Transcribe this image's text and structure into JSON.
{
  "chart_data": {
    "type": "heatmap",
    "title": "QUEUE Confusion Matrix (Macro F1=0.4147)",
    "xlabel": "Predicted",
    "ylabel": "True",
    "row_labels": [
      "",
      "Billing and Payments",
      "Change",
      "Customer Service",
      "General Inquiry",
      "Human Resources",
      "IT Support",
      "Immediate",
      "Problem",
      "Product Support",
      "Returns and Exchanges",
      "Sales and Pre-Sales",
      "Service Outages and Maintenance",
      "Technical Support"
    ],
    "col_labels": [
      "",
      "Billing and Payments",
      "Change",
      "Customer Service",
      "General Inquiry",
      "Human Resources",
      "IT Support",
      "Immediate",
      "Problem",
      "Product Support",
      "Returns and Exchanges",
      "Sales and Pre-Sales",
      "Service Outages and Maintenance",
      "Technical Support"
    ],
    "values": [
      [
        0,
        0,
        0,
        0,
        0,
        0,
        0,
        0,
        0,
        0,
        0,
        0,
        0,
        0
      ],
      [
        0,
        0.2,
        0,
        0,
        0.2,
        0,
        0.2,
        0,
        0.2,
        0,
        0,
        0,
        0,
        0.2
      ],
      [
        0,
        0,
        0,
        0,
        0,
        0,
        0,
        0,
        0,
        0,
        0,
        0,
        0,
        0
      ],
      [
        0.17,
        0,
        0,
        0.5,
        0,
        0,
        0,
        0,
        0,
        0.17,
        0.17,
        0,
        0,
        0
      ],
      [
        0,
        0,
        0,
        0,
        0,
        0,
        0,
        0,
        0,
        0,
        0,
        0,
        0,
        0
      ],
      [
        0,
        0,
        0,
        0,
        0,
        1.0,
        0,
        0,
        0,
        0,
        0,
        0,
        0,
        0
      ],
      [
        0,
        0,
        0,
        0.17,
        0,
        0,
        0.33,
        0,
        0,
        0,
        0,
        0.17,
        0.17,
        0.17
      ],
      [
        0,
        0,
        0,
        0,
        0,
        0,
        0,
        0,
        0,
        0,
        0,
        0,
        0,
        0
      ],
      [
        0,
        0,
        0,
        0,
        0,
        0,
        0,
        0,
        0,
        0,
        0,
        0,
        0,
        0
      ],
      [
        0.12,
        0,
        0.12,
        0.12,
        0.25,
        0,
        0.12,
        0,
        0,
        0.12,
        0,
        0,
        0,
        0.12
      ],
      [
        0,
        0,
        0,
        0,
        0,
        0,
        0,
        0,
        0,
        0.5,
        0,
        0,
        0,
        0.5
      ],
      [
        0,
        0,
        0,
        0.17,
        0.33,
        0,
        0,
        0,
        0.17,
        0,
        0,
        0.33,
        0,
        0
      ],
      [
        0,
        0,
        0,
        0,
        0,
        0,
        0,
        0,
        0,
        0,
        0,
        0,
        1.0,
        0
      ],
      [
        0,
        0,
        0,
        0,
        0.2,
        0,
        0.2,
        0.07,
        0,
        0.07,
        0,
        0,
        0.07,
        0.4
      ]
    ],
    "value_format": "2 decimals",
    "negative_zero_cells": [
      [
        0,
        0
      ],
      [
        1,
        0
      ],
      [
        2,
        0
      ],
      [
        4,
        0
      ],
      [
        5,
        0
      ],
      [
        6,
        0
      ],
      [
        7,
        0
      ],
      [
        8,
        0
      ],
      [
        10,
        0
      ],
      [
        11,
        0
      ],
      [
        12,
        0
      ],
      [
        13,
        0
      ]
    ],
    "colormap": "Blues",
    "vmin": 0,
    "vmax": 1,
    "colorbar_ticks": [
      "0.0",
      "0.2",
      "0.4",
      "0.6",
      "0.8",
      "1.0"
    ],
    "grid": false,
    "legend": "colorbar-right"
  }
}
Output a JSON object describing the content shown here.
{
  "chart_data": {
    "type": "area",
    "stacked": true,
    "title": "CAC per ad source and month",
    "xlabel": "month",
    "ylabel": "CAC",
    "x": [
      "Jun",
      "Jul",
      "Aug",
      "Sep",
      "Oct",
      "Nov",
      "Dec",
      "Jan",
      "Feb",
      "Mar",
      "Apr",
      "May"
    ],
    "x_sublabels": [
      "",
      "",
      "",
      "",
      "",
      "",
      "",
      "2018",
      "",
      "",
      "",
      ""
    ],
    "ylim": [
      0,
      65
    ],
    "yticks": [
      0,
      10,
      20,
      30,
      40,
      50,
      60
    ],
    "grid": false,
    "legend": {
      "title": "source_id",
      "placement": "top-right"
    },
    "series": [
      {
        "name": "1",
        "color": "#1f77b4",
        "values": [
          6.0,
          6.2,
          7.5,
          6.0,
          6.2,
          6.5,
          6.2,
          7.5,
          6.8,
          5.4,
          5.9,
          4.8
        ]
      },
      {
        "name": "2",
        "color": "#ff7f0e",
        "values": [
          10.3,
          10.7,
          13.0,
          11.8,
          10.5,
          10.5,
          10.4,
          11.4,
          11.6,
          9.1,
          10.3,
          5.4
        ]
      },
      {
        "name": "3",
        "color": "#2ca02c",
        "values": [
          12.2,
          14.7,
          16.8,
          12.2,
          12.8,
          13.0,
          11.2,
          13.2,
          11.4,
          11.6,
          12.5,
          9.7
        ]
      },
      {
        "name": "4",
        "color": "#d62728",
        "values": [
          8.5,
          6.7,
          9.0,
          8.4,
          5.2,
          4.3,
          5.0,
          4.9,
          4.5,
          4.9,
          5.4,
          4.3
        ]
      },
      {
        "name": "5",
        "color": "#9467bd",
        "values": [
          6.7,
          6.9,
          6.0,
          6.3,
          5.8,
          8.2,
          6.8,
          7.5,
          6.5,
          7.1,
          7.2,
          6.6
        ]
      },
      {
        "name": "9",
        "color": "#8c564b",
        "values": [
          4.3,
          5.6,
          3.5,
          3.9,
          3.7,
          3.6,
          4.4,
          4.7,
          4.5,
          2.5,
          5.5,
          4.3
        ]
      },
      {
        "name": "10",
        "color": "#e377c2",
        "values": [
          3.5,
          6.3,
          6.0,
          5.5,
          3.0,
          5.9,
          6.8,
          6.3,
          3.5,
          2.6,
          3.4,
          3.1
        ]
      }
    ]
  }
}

################

Work required: Your task is to output the full set of records exactly as presented.

Full solution:
Transcribe this image's text and structure into JSON.
{
  "chart_data": {
    "type": "heatmap",
    "title": "QUEUE Confusion Matrix (Macro F1=0.4147)",
    "xlabel": "Predicted",
    "ylabel": "True",
    "row_labels": [
      "",
      "Billing and Payments",
      "Change",
      "Customer Service",
      "General Inquiry",
      "Human Resources",
      "IT Support",
      "Immediate",
      "Problem",
      "Product Support",
      "Returns and Exchanges",
      "Sales and Pre-Sales",
      "Service Outages and Maintenance",
      "Technical Support"
    ],
    "col_labels": [
      "",
      "Billing and Payments",
      "Change",
      "Customer Service",
      "General Inquiry",
      "Human Resources",
      "IT Support",
      "Immediate",
      "Problem",
      "Product Support",
      "Returns and Exchanges",
      "Sales and Pre-Sales",
      "Service Outages and Maintenance",
      "Technical Support"
    ],
    "values": [
      [
        0,
        0,
        0,
        0,
        0,
        0,
        0,
        0,
        0,
        0,
        0,
        0,
        0,
        0
      ],
      [
        0,
        0.2,
        0,
        0,
        0.2,
        0,
        0.2,
        0,
        0.2,
        0,
        0,
        0,
        0,
        0.2
      ],
      [
        0,
        0,
        0,
        0,
        0,
        0,
        0,
        0,
        0,
        0,
        0,
        0,
        0,
        0
      ],
      [
        0.17,
        0,
        0,
        0.5,
        0,
        0,
        0,
        0,
        0,
        0.17,
        0.17,
        0,
        0,
        0
      ],
      [
        0,
        0,
        0,
        0,
        0,
        0,
        0,
        0,
        0,
        0,
        0,
        0,
        0,
        0
      ],
      [
        0,
        0,
        0,
        0,
        0,
        1.0,
        0,
        0,
        0,
        0,
        0,
        0,
        0,
        0
      ],
      [
        0,
        0,
        0,
        0.17,
        0,
        0,
        0.33,
        0,
        0,
        0,
        0,
        0.17,
        0.17,
        0.17
      ],
      [
        0,
        0,
        0,
        0,
        0,
        0,
        0,
        0,
        0,
        0,
        0,
        0,
        0,
        0
      ],
      [
        0,
        0,
        0,
        0,
        0,
        0,
        0,
        0,
        0,
        0,
        0,
        0,
        0,
        0
      ],
      [
        0.12,
        0,
        0.12,
        0.12,
        0.25,
        0,
        0.12,
        0,
        0,
        0.12,
        0,
        0,
        0,
        0.12
      ],
      [
        0,
        0,
        0,
        0,
        0,
        0,
        0,
        0,
        0,
        0.5,
        0,
        0,
        0,
        0.5
      ],
      [
        0,
        0,
        0,
        0.17,
        0.33,
        0,
        0,
        0,
        0.17,
        0,
        0,
        0.33,
        0,
        0
      ],
      [
        0,
        0,
        0,
        0,
        0,
        0,
        0,
        0,
        0,
        0,
        0,
        0,
        1.0,
        0
      ],
      [
        0,
        0,
        0,
        0,
        0.2,
        0,
        0.2,
        0.07,
        0,
        0.07,
        0,
        0,
        0.07,
        0.4
      ]
    ],
    "value_format": "2 decimals",
    "negative_zero_cells": [
      [
        0,
        0
      ],
      [
        1,
        0
      ],
      [
        2,
        0
      ],
      [
        4,
        0
      ],
      [
        5,
        0
      ],
      [
        6,
        0
      ],
      [
        7,
        0
      ],
      [
        8,
        0
      ],
      [
        10,
        0
      ],
      [
        11,
        0
      ],
      [
        12,
        0
      ],
      [
        13,
        0
      ]
    ],
    "colormap": "Blues",
    "vmin": 0,
    "vmax": 1,
    "colorbar_ticks": [
      "0.0",
      "0.2",
      "0.4",
      "0.6",
      "0.8",
      "1.0"
    ],
    "grid": false,
    "legend": "colorbar-right"
  }
}
Output a JSON object describing the content shown here.
{
  "chart_data": {
    "type": "area",
    "stacked": true,
    "title": "CAC per ad source and month",
    "xlabel": "month",
    "ylabel": "CAC",
    "x": [
      "Jun",
      "Jul",
      "Aug",
      "Sep",
      "Oct",
      "Nov",
      "Dec",
      "Jan",
      "Feb",
      "Mar",
      "Apr",
      "May"
    ],
    "x_sublabels": [
      "",
      "",
      "",
      "",
      "",
      "",
      "",
      "2018",
      "",
      "",
      "",
      ""
    ],
    "ylim": [
      0,
      65
    ],
    "yticks": [
      0,
      10,
      20,
      30,
      40,
      50,
      60
    ],
    "grid": false,
    "legend": {
      "title": "source_id",
      "placement": "top-right"
    },
    "series": [
      {
        "name": "1",
        "color": "#1f77b4",
        "values": [
          6.0,
          6.2,
          7.5,
          6.0,
          6.2,
          6.5,
          6.2,
          7.5,
          6.8,
          5.4,
          5.9,
          4.8
        ]
      },
      {
        "name": "2",
        "color": "#ff7f0e",
        "values": [
          10.3,
          10.7,
          13.0,
          11.8,
          10.5,
          10.5,
          10.4,
          11.4,
          11.6,
          9.1,
          10.3,
          5.4
        ]
      },
      {
        "name": "3",
        "color": "#2ca02c",
        "values": [
          12.2,
          14.7,
          16.8,
          12.2,
          12.8,
          13.0,
          11.2,
          13.2,
          11.4,
          11.6,
          12.5,
          9.7
        ]
      },
      {
        "name": "4",
        "color": "#d62728",
        "values": [
          8.5,
          6.7,
          9.0,
          8.4,
          5.2,
          4.3,
          5.0,
          4.9,
          4.5,
          4.9,
          5.4,
          4.3
        ]
      },
      {
        "name": "5",
        "color": "#9467bd",
        "values": [
          6.7,
          6.9,
          6.0,
          6.3,
          5.8,
          8.2,
          6.8,
          7.5,
          6.5,
          7.1,
          7.2,
          6.6
        ]
      },
      {
        "name": "9",
        "color": "#8c564b",
        "values": [
          4.3,
          5.6,
          3.5,
          3.9,
          3.7,
          3.6,
          4.4,
          4.7,
          4.5,
          2.5,
          5.5,
          4.3
        ]
      },
      {
        "name": "10",
        "color": "#e377c2",
        "values": [
          3.5,
          6.3,
          6.0,
          5.5,
          3.0,
          5.9,
          6.8,
          6.3,
          3.5,
          2.6,
          3.4,
          3.1
        ]
      }
    ]
  }
}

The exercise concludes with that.